▸ **DIRECTIONS FOR THIS TASK**: Can the data below be echoed back word for word?

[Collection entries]

:::

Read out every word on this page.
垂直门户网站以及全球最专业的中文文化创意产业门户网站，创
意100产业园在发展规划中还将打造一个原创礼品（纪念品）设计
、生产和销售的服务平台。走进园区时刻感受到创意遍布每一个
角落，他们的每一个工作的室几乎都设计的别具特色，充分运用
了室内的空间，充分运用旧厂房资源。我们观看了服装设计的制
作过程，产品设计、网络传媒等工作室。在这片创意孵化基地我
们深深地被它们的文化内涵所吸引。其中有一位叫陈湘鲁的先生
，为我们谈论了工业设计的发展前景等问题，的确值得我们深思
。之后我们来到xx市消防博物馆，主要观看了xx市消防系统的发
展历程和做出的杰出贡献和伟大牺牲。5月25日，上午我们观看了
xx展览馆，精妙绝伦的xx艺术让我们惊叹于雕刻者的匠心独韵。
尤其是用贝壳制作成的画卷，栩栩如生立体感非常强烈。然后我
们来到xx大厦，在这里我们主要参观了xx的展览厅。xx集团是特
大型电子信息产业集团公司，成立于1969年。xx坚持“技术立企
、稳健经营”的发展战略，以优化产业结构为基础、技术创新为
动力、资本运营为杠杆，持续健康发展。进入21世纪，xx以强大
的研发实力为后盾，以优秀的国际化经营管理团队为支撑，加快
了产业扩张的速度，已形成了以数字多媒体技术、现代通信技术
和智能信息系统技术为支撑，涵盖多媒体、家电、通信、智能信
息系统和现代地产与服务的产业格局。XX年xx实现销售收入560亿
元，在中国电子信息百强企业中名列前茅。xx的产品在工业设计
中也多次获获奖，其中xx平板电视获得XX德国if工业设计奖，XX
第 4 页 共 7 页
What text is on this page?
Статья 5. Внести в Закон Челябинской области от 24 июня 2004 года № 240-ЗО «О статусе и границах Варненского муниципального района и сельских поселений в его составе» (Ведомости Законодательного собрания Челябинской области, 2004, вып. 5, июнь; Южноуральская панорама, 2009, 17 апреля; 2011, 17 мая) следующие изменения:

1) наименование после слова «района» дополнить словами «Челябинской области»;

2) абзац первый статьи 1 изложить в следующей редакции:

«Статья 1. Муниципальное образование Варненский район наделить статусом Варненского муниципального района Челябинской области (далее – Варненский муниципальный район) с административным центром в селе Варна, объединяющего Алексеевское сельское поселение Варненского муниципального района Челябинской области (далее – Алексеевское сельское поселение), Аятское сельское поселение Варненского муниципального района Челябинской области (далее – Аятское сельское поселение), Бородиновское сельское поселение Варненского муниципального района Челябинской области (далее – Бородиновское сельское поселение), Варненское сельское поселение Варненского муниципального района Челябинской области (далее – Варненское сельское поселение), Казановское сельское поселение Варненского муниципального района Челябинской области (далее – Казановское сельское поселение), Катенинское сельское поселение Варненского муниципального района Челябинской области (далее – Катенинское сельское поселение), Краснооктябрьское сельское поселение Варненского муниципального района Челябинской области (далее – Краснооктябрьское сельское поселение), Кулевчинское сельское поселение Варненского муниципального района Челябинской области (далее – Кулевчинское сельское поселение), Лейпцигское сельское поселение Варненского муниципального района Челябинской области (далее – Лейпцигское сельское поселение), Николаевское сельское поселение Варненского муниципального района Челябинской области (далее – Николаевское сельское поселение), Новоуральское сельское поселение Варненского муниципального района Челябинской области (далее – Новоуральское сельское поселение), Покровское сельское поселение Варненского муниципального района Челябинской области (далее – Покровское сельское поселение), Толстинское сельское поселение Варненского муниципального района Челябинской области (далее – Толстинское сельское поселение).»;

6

:::

▸ **FULL SOLUTION**:
Read out every word on this page.
垂直门户网站以及全球最专业的中文文化创意产业门户网站，创
意100产业园在发展规划中还将打造一个原创礼品（纪念品）设计
、生产和销售的服务平台。走进园区时刻感受到创意遍布每一个
角落，他们的每一个工作的室几乎都设计的别具特色，充分运用
了室内的空间，充分运用旧厂房资源。我们观看了服装设计的制
作过程，产品设计、网络传媒等工作室。在这片创意孵化基地我
们深深地被它们的文化内涵所吸引。其中有一位叫陈湘鲁的先生
，为我们谈论了工业设计的发展前景等问题，的确值得我们深思
。之后我们来到xx市消防博物馆，主要观看了xx市消防系统的发
展历程和做出的杰出贡献和伟大牺牲。5月25日，上午我们观看了
xx展览馆，精妙绝伦的xx艺术让我们惊叹于雕刻者的匠心独韵。
尤其是用贝壳制作成的画卷，栩栩如生立体感非常强烈。然后我
们来到xx大厦，在这里我们主要参观了xx的展览厅。xx集团是特
大型电子信息产业集团公司，成立于1969年。xx坚持“技术立企
、稳健经营”的发展战略，以优化产业结构为基础、技术创新为
动力、资本运营为杠杆，持续健康发展。进入21世纪，xx以强大
的研发实力为后盾，以优秀的国际化经营管理团队为支撑，加快
了产业扩张的速度，已形成了以数字多媒体技术、现代通信技术
和智能信息系统技术为支撑，涵盖多媒体、家电、通信、智能信
息系统和现代地产与服务的产业格局。XX年xx实现销售收入560亿
元，在中国电子信息百强企业中名列前茅。xx的产品在工业设计
中也多次获获奖，其中xx平板电视获得XX德国if工业设计奖，XX
第 4 页 共 7 页
What text is on this page?
Статья 5. Внести в Закон Челябинской области от 24 июня 2004 года № 240-ЗО «О статусе и границах Варненского муниципального района и сельских поселений в его составе» (Ведомости Законодательного собрания Челябинской области, 2004, вып. 5, июнь; Южноуральская панорама, 2009, 17 апреля; 2011, 17 мая) следующие изменения:

1) наименование после слова «района» дополнить словами «Челябинской области»;

2) абзац первый статьи 1 изложить в следующей редакции:

«Статья 1. Муниципальное образование Варненский район наделить статусом Варненского муниципального района Челябинской области (далее – Варненский муниципальный район) с административным центром в селе Варна, объединяющего Алексеевское сельское поселение Варненского муниципального района Челябинской области (далее – Алексеевское сельское поселение), Аятское сельское поселение Варненского муниципального района Челябинской области (далее – Аятское сельское поселение), Бородиновское сельское поселение Варненского муниципального района Челябинской области (далее – Бородиновское сельское поселение), Варненское сельское поселение Варненского муниципального района Челябинской области (далее – Варненское сельское поселение), Казановское сельское поселение Варненского муниципального района Челябинской области (далее – Казановское сельское поселение), Катенинское сельское поселение Варненского муниципального района Челябинской области (далее – Катенинское сельское поселение), Краснооктябрьское сельское поселение Варненского муниципального района Челябинской области (далее – Краснооктябрьское сельское поселение), Кулевчинское сельское поселение Варненского муниципального района Челябинской области (далее – Кулевчинское сельское поселение), Лейпцигское сельское поселение Варненского муниципального района Челябинской области (далее – Лейпцигское сельское поселение), Николаевское сельское поселение Варненского муниципального района Челябинской области (далее – Николаевское сельское поселение), Новоуральское сельское поселение Варненского муниципального района Челябинской области (далее – Новоуральское сельское поселение), Покровское сельское поселение Варненского муниципального района Челябинской области (далее – Покровское сельское поселение), Толстинское сельское поселение Варненского муниципального района Челябинской области (далее – Толстинское сельское поселение).»;

6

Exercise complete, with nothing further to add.